= STATED PROBLEM =
Return the complete listing that follows, with each line reproduced exactly.

= RECORDS SHOWN =

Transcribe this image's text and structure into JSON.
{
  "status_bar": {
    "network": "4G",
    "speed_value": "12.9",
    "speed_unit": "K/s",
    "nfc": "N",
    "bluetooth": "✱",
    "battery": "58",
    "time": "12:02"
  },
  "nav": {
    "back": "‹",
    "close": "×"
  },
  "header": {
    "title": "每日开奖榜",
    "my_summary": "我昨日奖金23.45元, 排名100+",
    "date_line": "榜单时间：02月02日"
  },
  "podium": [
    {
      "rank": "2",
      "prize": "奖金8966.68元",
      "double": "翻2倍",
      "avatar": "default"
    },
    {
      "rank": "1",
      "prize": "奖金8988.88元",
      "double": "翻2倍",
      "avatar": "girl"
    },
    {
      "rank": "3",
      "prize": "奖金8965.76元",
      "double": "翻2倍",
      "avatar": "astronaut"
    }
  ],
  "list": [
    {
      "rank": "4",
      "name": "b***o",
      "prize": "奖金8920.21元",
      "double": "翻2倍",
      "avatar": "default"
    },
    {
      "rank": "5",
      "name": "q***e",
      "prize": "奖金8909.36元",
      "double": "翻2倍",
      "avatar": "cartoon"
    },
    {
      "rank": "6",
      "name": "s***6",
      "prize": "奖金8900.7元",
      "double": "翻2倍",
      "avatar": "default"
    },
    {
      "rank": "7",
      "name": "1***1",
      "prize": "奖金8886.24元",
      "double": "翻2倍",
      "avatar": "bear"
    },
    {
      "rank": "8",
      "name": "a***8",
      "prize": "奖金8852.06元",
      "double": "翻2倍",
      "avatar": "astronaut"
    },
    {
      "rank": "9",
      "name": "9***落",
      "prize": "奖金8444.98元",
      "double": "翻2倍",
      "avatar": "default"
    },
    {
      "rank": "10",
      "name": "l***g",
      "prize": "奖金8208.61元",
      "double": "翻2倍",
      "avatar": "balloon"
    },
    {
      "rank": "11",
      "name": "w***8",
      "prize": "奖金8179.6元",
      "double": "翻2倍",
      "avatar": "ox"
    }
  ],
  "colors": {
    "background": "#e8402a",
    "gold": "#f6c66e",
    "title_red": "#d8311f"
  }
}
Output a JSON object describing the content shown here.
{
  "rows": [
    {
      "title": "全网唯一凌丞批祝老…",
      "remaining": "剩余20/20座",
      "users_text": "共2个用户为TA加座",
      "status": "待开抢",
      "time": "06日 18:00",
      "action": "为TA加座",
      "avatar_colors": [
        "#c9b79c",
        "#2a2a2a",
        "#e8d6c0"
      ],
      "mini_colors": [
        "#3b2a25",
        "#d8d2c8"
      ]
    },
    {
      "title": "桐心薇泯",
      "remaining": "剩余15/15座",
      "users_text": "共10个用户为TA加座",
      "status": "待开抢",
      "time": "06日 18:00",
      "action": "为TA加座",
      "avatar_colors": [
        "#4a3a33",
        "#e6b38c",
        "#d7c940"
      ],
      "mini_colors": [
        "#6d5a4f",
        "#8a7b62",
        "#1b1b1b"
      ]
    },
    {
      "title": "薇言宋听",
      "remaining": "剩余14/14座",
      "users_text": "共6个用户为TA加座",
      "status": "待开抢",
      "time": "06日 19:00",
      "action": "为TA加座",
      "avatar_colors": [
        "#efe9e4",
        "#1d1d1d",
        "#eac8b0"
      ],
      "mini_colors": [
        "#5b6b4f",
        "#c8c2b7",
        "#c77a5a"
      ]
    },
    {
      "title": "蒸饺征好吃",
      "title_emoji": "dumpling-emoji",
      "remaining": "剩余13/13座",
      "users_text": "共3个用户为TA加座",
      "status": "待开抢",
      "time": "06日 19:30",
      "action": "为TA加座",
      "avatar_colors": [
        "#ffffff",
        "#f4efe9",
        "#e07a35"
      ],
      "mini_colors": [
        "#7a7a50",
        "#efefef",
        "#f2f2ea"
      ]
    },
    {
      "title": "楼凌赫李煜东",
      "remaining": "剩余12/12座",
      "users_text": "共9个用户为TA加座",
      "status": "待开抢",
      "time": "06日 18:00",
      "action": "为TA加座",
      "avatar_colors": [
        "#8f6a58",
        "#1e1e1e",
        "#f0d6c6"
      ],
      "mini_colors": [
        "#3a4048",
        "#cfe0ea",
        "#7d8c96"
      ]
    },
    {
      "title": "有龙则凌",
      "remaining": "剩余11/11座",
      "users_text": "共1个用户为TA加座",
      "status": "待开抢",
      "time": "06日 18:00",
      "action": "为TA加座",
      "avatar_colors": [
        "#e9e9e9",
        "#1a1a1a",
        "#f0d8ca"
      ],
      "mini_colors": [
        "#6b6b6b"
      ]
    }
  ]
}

= FINAL ANSWER =
Transcribe this image's text and structure into JSON.
{
  "status_bar": {
    "network": "4G",
    "speed_value": "12.9",
    "speed_unit": "K/s",
    "nfc": "N",
    "bluetooth": "✱",
    "battery": "58",
    "time": "12:02"
  },
  "nav": {
    "back": "‹",
    "close": "×"
  },
  "header": {
    "title": "每日开奖榜",
    "my_summary": "我昨日奖金23.45元, 排名100+",
    "date_line": "榜单时间：02月02日"
  },
  "podium": [
    {
      "rank": "2",
      "prize": "奖金8966.68元",
      "double": "翻2倍",
      "avatar": "default"
    },
    {
      "rank": "1",
      "prize": "奖金8988.88元",
      "double": "翻2倍",
      "avatar": "girl"
    },
    {
      "rank": "3",
      "prize": "奖金8965.76元",
      "double": "翻2倍",
      "avatar": "astronaut"
    }
  ],
  "list": [
    {
      "rank": "4",
      "name": "b***o",
      "prize": "奖金8920.21元",
      "double": "翻2倍",
      "avatar": "default"
    },
    {
      "rank": "5",
      "name": "q***e",
      "prize": "奖金8909.36元",
      "double": "翻2倍",
      "avatar": "cartoon"
    },
    {
      "rank": "6",
      "name": "s***6",
      "prize": "奖金8900.7元",
      "double": "翻2倍",
      "avatar": "default"
    },
    {
      "rank": "7",
      "name": "1***1",
      "prize": "奖金8886.24元",
      "double": "翻2倍",
      "avatar": "bear"
    },
    {
      "rank": "8",
      "name": "a***8",
      "prize": "奖金8852.06元",
      "double": "翻2倍",
      "avatar": "astronaut"
    },
    {
      "rank": "9",
      "name": "9***落",
      "prize": "奖金8444.98元",
      "double": "翻2倍",
      "avatar": "default"
    },
    {
      "rank": "10",
      "name": "l***g",
      "prize": "奖金8208.61元",
      "double": "翻2倍",
      "avatar": "balloon"
    },
    {
      "rank": "11",
      "name": "w***8",
      "prize": "奖金8179.6元",
      "double": "翻2倍",
      "avatar": "ox"
    }
  ],
  "colors": {
    "background": "#e8402a",
    "gold": "#f6c66e",
    "title_red": "#d8311f"
  }
}
Output a JSON object describing the content shown here.
{
  "rows": [
    {
      "title": "全网唯一凌丞批祝老…",
      "remaining": "剩余20/20座",
      "users_text": "共2个用户为TA加座",
      "status": "待开抢",
      "time": "06日 18:00",
      "action": "为TA加座",
      "avatar_colors": [
        "#c9b79c",
        "#2a2a2a",
        "#e8d6c0"
      ],
      "mini_colors": [
        "#3b2a25",
        "#d8d2c8"
      ]
    },
    {
      "title": "桐心薇泯",
      "remaining": "剩余15/15座",
      "users_text": "共10个用户为TA加座",
      "status": "待开抢",
      "time": "06日 18:00",
      "action": "为TA加座",
      "avatar_colors": [
        "#4a3a33",
        "#e6b38c",
        "#d7c940"
      ],
      "mini_colors": [
        "#6d5a4f",
        "#8a7b62",
        "#1b1b1b"
      ]
    },
    {
      "title": "薇言宋听",
      "remaining": "剩余14/14座",
      "users_text": "共6个用户为TA加座",
      "status": "待开抢",
      "time": "06日 19:00",
      "action": "为TA加座",
      "avatar_colors": [
        "#efe9e4",
        "#1d1d1d",
        "#eac8b0"
      ],
      "mini_colors": [
        "#5b6b4f",
        "#c8c2b7",
        "#c77a5a"
      ]
    },
    {
      "title": "蒸饺征好吃",
      "title_emoji": "dumpling-emoji",
      "remaining": "剩余13/13座",
      "users_text": "共3个用户为TA加座",
      "status": "待开抢",
      "time": "06日 19:30",
      "action": "为TA加座",
      "avatar_colors": [
        "#ffffff",
        "#f4efe9",
        "#e07a35"
      ],
      "mini_colors": [
        "#7a7a50",
        "#efefef",
        "#f2f2ea"
      ]
    },
    {
      "title": "楼凌赫李煜东",
      "remaining": "剩余12/12座",
      "users_text": "共9个用户为TA加座",
      "status": "待开抢",
      "time": "06日 18:00",
      "action": "为TA加座",
      "avatar_colors": [
        "#8f6a58",
        "#1e1e1e",
        "#f0d6c6"
      ],
      "mini_colors": [
        "#3a4048",
        "#cfe0ea",
        "#7d8c96"
      ]
    },
    {
      "title": "有龙则凌",
      "remaining": "剩余11/11座",
      "users_text": "共1个用户为TA加座",
      "status": "待开抢",
      "time": "06日 18:00",
      "action": "为TA加座",
      "avatar_colors": [
        "#e9e9e9",
        "#1a1a1a",
        "#f0d8ca"
      ],
      "mini_colors": [
        "#6b6b6b"
      ]
    }
  ]
}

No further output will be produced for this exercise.